Extracted records:
* Begin *

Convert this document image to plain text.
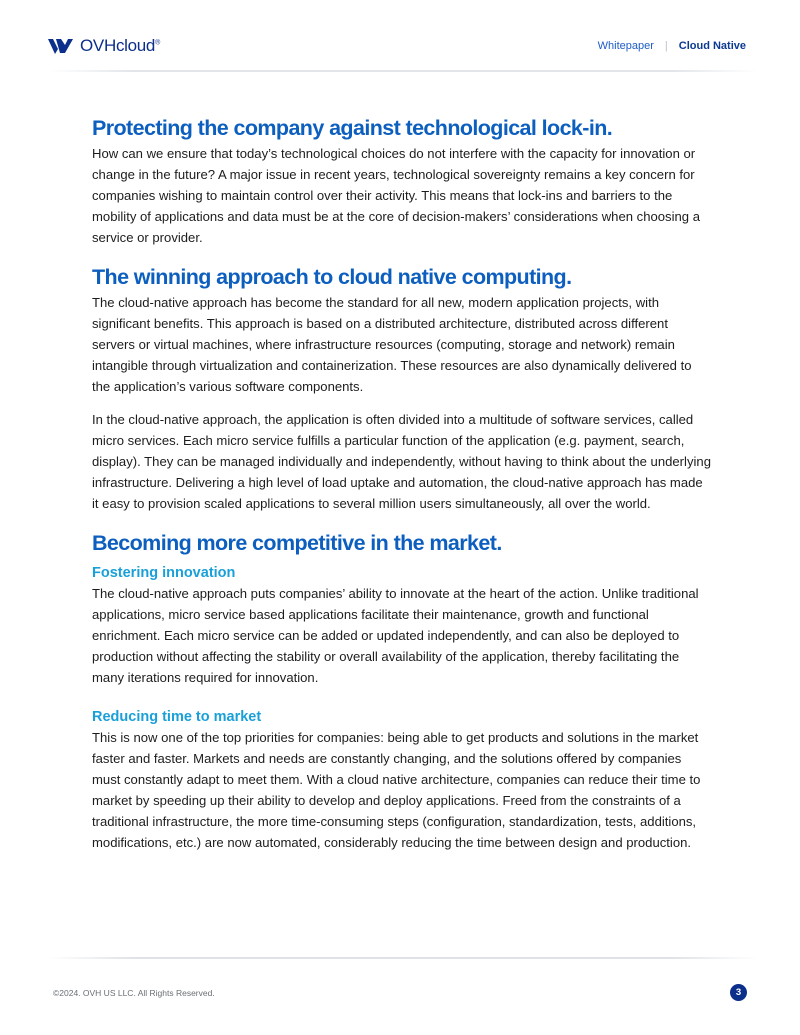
OVHcloud®	Whitepaper | Cloud Native
Protecting the company against technological lock-in.

How can we ensure that today’s technological choices do not interfere with the capacity for innovation or change in the future? A major issue in recent years, technological sovereignty remains a key concern for companies wishing to maintain control over their activity. This means that lock-ins and barriers to the mobility of applications and data must be at the core of decision-makers’ considerations when choosing a service or provider.

The winning approach to cloud native computing.

The cloud-native approach has become the standard for all new, modern application projects, with significant benefits. This approach is based on a distributed architecture, distributed across different servers or virtual machines, where infrastructure resources (computing, storage and network) remain intangible through virtualization and containerization. These resources are also dynamically delivered to the application’s various software components.

In the cloud-native approach, the application is often divided into a multitude of software services, called micro services. Each micro service fulfills a particular function of the application (e.g. payment, search, display). They can be managed individually and independently, without having to think about the underlying infrastructure. Delivering a high level of load uptake and automation, the cloud-native approach has made it easy to provision scaled applications to several million users simultaneously, all over the world.

Becoming more competitive in the market.
Fostering innovation

The cloud-native approach puts companies’ ability to innovate at the heart of the action. Unlike traditional applications, micro service based applications facilitate their maintenance, growth and functional enrichment. Each micro service can be added or updated independently, and can also be deployed to production without affecting the stability or overall availability of the application, thereby facilitating the many iterations required for innovation.

Reducing time to market

This is now one of the top priorities for companies: being able to get products and solutions in the market faster and faster. Markets and needs are constantly changing, and the solutions offered by companies must constantly adapt to meet them. With a cloud native architecture, companies can reduce their time to market by speeding up their ability to develop and deploy applications. Freed from the constraints of a traditional infrastructure, the more time-consuming steps (configuration, standardization, tests, additions, modifications, etc.) are now automated, considerably reducing the time between design and production.

©2024. OVH US LLC. All Rights Reserved.	3
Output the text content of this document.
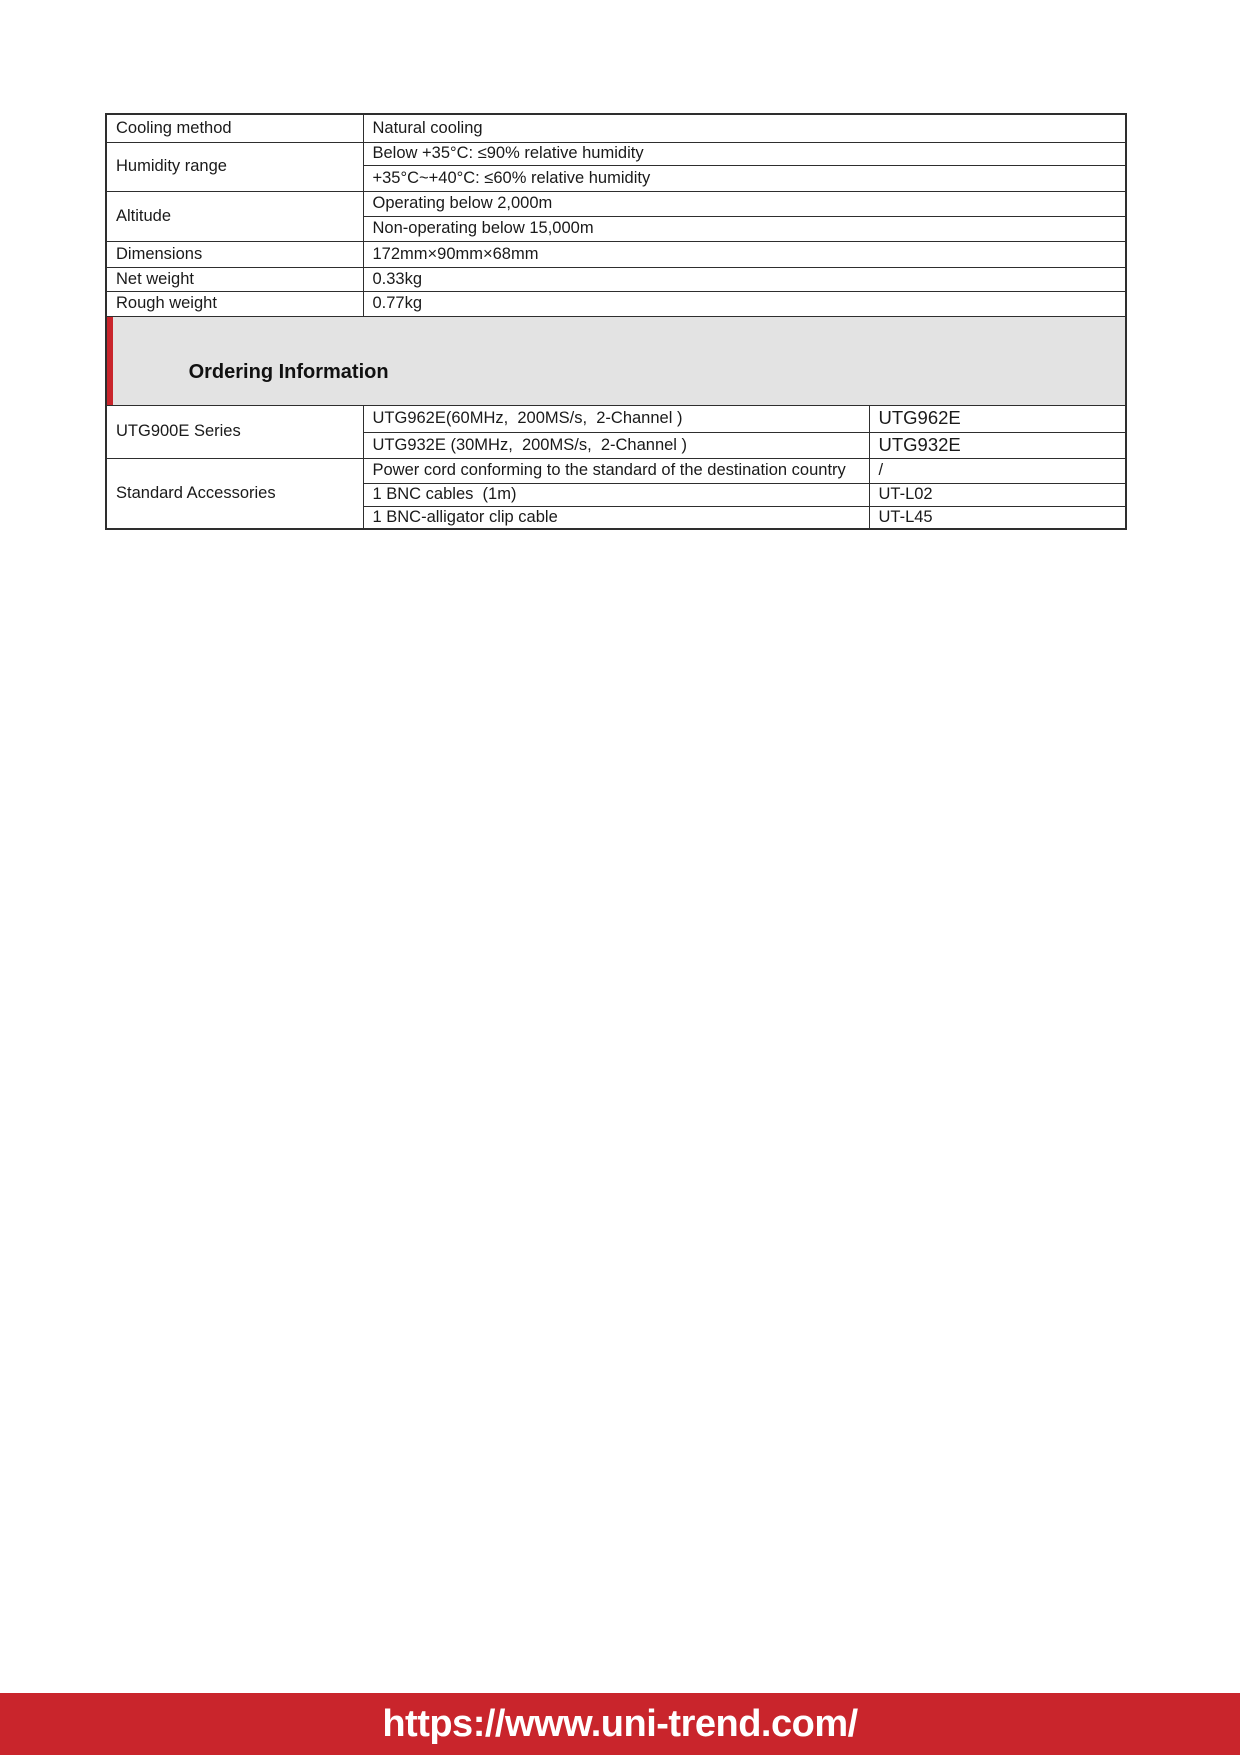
Cooling method	Natural cooling	
Humidity range	Below +35°C: ≤90% relative humidity	
	+35°C~+40°C: ≤60% relative humidity	
Altitude	Operating below 2,000m	
	Non-operating below 15,000m	
Dimensions	172mm×90mm×68mm	
Net weight	0.33kg	
Rough weight	0.77kg	

Ordering Information		

UTG900E Series	UTG962E(60MHz,  200MS/s,  2-Channel )	UTG962E
	UTG932E (30MHz,  200MS/s,  2-Channel )	UTG932E
Standard Accessories	Power cord conforming to the standard of the destination country	/
	1 BNC cables  (1m)	UT-L02
	1 BNC-alligator clip cable	UT-L45
https://www.uni-trend.com/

* End *

*Task brief:* What is the number of lines in the records that contain the string "text"? Give only that number.

*Answer in full:* 2